- _What the exercise asks_
Present the following entries again, word for word and in full.
* start Data to process *
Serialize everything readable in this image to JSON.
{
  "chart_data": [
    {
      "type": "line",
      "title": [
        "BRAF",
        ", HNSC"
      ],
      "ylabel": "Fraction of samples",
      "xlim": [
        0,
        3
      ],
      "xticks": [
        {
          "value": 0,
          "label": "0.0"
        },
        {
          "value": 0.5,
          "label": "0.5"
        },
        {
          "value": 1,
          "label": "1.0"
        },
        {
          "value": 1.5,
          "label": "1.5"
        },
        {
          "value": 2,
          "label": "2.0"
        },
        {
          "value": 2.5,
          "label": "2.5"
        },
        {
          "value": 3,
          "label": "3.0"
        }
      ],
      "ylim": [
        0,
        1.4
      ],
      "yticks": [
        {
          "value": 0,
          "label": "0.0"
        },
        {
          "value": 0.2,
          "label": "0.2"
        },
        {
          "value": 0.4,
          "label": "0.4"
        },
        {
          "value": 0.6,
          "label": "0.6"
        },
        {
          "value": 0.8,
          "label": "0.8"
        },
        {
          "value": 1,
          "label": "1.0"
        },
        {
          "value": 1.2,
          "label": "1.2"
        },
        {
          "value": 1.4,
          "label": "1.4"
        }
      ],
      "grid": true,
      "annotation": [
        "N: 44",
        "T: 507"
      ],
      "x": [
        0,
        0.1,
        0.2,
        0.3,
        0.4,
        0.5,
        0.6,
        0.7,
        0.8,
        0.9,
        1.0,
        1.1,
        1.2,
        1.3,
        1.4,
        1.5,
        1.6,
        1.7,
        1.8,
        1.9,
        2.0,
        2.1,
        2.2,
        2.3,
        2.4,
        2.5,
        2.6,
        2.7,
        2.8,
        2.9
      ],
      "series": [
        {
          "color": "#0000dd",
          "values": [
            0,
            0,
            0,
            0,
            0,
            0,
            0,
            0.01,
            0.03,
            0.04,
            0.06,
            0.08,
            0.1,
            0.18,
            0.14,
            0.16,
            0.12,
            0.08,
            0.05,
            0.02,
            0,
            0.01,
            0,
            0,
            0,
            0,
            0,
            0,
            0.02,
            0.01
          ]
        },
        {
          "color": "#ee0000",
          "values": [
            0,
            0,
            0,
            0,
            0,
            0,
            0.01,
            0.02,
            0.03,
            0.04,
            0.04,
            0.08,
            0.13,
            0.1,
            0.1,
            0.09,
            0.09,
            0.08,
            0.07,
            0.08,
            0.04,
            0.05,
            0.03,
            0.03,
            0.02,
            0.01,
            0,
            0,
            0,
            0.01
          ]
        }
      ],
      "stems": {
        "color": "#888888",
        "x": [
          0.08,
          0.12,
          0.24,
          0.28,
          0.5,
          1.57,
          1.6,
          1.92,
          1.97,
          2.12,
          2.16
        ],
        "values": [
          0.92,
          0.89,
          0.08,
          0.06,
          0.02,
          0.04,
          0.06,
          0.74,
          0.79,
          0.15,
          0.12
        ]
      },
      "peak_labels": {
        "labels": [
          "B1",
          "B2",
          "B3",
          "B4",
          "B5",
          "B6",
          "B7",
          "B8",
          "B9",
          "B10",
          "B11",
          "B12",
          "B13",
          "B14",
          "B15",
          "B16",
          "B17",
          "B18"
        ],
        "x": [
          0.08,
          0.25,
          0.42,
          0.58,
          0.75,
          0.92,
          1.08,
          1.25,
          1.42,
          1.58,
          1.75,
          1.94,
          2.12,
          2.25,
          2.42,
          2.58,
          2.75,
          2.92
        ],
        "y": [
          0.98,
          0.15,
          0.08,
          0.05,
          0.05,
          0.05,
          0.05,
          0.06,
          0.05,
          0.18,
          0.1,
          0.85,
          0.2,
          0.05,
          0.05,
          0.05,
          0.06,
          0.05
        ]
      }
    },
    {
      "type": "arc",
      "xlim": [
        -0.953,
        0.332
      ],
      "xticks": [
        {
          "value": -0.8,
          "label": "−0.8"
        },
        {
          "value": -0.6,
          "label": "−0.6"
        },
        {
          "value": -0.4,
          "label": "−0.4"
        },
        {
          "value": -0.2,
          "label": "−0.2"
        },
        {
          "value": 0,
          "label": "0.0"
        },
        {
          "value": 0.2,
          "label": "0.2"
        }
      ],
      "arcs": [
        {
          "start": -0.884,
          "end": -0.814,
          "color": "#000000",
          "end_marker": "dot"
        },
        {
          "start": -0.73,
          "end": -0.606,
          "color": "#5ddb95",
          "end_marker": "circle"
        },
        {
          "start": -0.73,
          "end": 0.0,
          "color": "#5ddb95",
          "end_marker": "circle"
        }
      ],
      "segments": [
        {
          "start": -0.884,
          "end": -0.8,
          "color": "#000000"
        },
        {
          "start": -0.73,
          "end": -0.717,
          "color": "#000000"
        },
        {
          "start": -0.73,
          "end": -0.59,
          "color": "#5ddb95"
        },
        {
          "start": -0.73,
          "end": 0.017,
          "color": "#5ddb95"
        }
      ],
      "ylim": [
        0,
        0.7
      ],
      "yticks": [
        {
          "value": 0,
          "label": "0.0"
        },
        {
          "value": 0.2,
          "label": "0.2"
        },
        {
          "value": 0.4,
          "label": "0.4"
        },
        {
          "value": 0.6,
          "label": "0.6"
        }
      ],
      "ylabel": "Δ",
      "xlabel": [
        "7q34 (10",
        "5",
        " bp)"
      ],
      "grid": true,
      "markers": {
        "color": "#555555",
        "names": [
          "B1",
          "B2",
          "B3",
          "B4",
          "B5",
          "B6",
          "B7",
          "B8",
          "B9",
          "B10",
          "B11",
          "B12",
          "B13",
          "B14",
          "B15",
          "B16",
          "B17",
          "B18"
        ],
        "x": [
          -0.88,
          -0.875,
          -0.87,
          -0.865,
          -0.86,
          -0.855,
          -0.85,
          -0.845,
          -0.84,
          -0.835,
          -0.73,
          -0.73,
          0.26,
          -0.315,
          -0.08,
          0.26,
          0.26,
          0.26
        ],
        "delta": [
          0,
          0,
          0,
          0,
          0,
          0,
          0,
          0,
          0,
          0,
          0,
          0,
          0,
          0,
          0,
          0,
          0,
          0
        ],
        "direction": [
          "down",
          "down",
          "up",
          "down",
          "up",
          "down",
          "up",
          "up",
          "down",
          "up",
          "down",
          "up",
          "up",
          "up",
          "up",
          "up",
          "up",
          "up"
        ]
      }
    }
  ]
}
* end Data to process *
- _Solved problem_
Serialize everything readable in this image to JSON.
{
  "chart_data": [
    {
      "type": "line",
      "title": [
        "BRAF",
        ", HNSC"
      ],
      "ylabel": "Fraction of samples",
      "xlim": [
        0,
        3
      ],
      "xticks": [
        {
          "value": 0,
          "label": "0.0"
        },
        {
          "value": 0.5,
          "label": "0.5"
        },
        {
          "value": 1,
          "label": "1.0"
        },
        {
          "value": 1.5,
          "label": "1.5"
        },
        {
          "value": 2,
          "label": "2.0"
        },
        {
          "value": 2.5,
          "label": "2.5"
        },
        {
          "value": 3,
          "label": "3.0"
        }
      ],
      "ylim": [
        0,
        1.4
      ],
      "yticks": [
        {
          "value": 0,
          "label": "0.0"
        },
        {
          "value": 0.2,
          "label": "0.2"
        },
        {
          "value": 0.4,
          "label": "0.4"
        },
        {
          "value": 0.6,
          "label": "0.6"
        },
        {
          "value": 0.8,
          "label": "0.8"
        },
        {
          "value": 1,
          "label": "1.0"
        },
        {
          "value": 1.2,
          "label": "1.2"
        },
        {
          "value": 1.4,
          "label": "1.4"
        }
      ],
      "grid": true,
      "annotation": [
        "N: 44",
        "T: 507"
      ],
      "x": [
        0,
        0.1,
        0.2,
        0.3,
        0.4,
        0.5,
        0.6,
        0.7,
        0.8,
        0.9,
        1.0,
        1.1,
        1.2,
        1.3,
        1.4,
        1.5,
        1.6,
        1.7,
        1.8,
        1.9,
        2.0,
        2.1,
        2.2,
        2.3,
        2.4,
        2.5,
        2.6,
        2.7,
        2.8,
        2.9
      ],
      "series": [
        {
          "color": "#0000dd",
          "values": [
            0,
            0,
            0,
            0,
            0,
            0,
            0,
            0.01,
            0.03,
            0.04,
            0.06,
            0.08,
            0.1,
            0.18,
            0.14,
            0.16,
            0.12,
            0.08,
            0.05,
            0.02,
            0,
            0.01,
            0,
            0,
            0,
            0,
            0,
            0,
            0.02,
            0.01
          ]
        },
        {
          "color": "#ee0000",
          "values": [
            0,
            0,
            0,
            0,
            0,
            0,
            0.01,
            0.02,
            0.03,
            0.04,
            0.04,
            0.08,
            0.13,
            0.1,
            0.1,
            0.09,
            0.09,
            0.08,
            0.07,
            0.08,
            0.04,
            0.05,
            0.03,
            0.03,
            0.02,
            0.01,
            0,
            0,
            0,
            0.01
          ]
        }
      ],
      "stems": {
        "color": "#888888",
        "x": [
          0.08,
          0.12,
          0.24,
          0.28,
          0.5,
          1.57,
          1.6,
          1.92,
          1.97,
          2.12,
          2.16
        ],
        "values": [
          0.92,
          0.89,
          0.08,
          0.06,
          0.02,
          0.04,
          0.06,
          0.74,
          0.79,
          0.15,
          0.12
        ]
      },
      "peak_labels": {
        "labels": [
          "B1",
          "B2",
          "B3",
          "B4",
          "B5",
          "B6",
          "B7",
          "B8",
          "B9",
          "B10",
          "B11",
          "B12",
          "B13",
          "B14",
          "B15",
          "B16",
          "B17",
          "B18"
        ],
        "x": [
          0.08,
          0.25,
          0.42,
          0.58,
          0.75,
          0.92,
          1.08,
          1.25,
          1.42,
          1.58,
          1.75,
          1.94,
          2.12,
          2.25,
          2.42,
          2.58,
          2.75,
          2.92
        ],
        "y": [
          0.98,
          0.15,
          0.08,
          0.05,
          0.05,
          0.05,
          0.05,
          0.06,
          0.05,
          0.18,
          0.1,
          0.85,
          0.2,
          0.05,
          0.05,
          0.05,
          0.06,
          0.05
        ]
      }
    },
    {
      "type": "arc",
      "xlim": [
        -0.953,
        0.332
      ],
      "xticks": [
        {
          "value": -0.8,
          "label": "−0.8"
        },
        {
          "value": -0.6,
          "label": "−0.6"
        },
        {
          "value": -0.4,
          "label": "−0.4"
        },
        {
          "value": -0.2,
          "label": "−0.2"
        },
        {
          "value": 0,
          "label": "0.0"
        },
        {
          "value": 0.2,
          "label": "0.2"
        }
      ],
      "arcs": [
        {
          "start": -0.884,
          "end": -0.814,
          "color": "#000000",
          "end_marker": "dot"
        },
        {
          "start": -0.73,
          "end": -0.606,
          "color": "#5ddb95",
          "end_marker": "circle"
        },
        {
          "start": -0.73,
          "end": 0.0,
          "color": "#5ddb95",
          "end_marker": "circle"
        }
      ],
      "segments": [
        {
          "start": -0.884,
          "end": -0.8,
          "color": "#000000"
        },
        {
          "start": -0.73,
          "end": -0.717,
          "color": "#000000"
        },
        {
          "start": -0.73,
          "end": -0.59,
          "color": "#5ddb95"
        },
        {
          "start": -0.73,
          "end": 0.017,
          "color": "#5ddb95"
        }
      ],
      "ylim": [
        0,
        0.7
      ],
      "yticks": [
        {
          "value": 0,
          "label": "0.0"
        },
        {
          "value": 0.2,
          "label": "0.2"
        },
        {
          "value": 0.4,
          "label": "0.4"
        },
        {
          "value": 0.6,
          "label": "0.6"
        }
      ],
      "ylabel": "Δ",
      "xlabel": [
        "7q34 (10",
        "5",
        " bp)"
      ],
      "grid": true,
      "markers": {
        "color": "#555555",
        "names": [
          "B1",
          "B2",
          "B3",
          "B4",
          "B5",
          "B6",
          "B7",
          "B8",
          "B9",
          "B10",
          "B11",
          "B12",
          "B13",
          "B14",
          "B15",
          "B16",
          "B17",
          "B18"
        ],
        "x": [
          -0.88,
          -0.875,
          -0.87,
          -0.865,
          -0.86,
          -0.855,
          -0.85,
          -0.845,
          -0.84,
          -0.835,
          -0.73,
          -0.73,
          0.26,
          -0.315,
          -0.08,
          0.26,
          0.26,
          0.26
        ],
        "delta": [
          0,
          0,
          0,
          0,
          0,
          0,
          0,
          0,
          0,
          0,
          0,
          0,
          0,
          0,
          0,
          0,
          0,
          0
        ],
        "direction": [
          "down",
          "down",
          "up",
          "down",
          "up",
          "down",
          "up",
          "up",
          "down",
          "up",
          "down",
          "up",
          "up",
          "up",
          "up",
          "up",
          "up",
          "up"
        ]
      }
    }
  ]
}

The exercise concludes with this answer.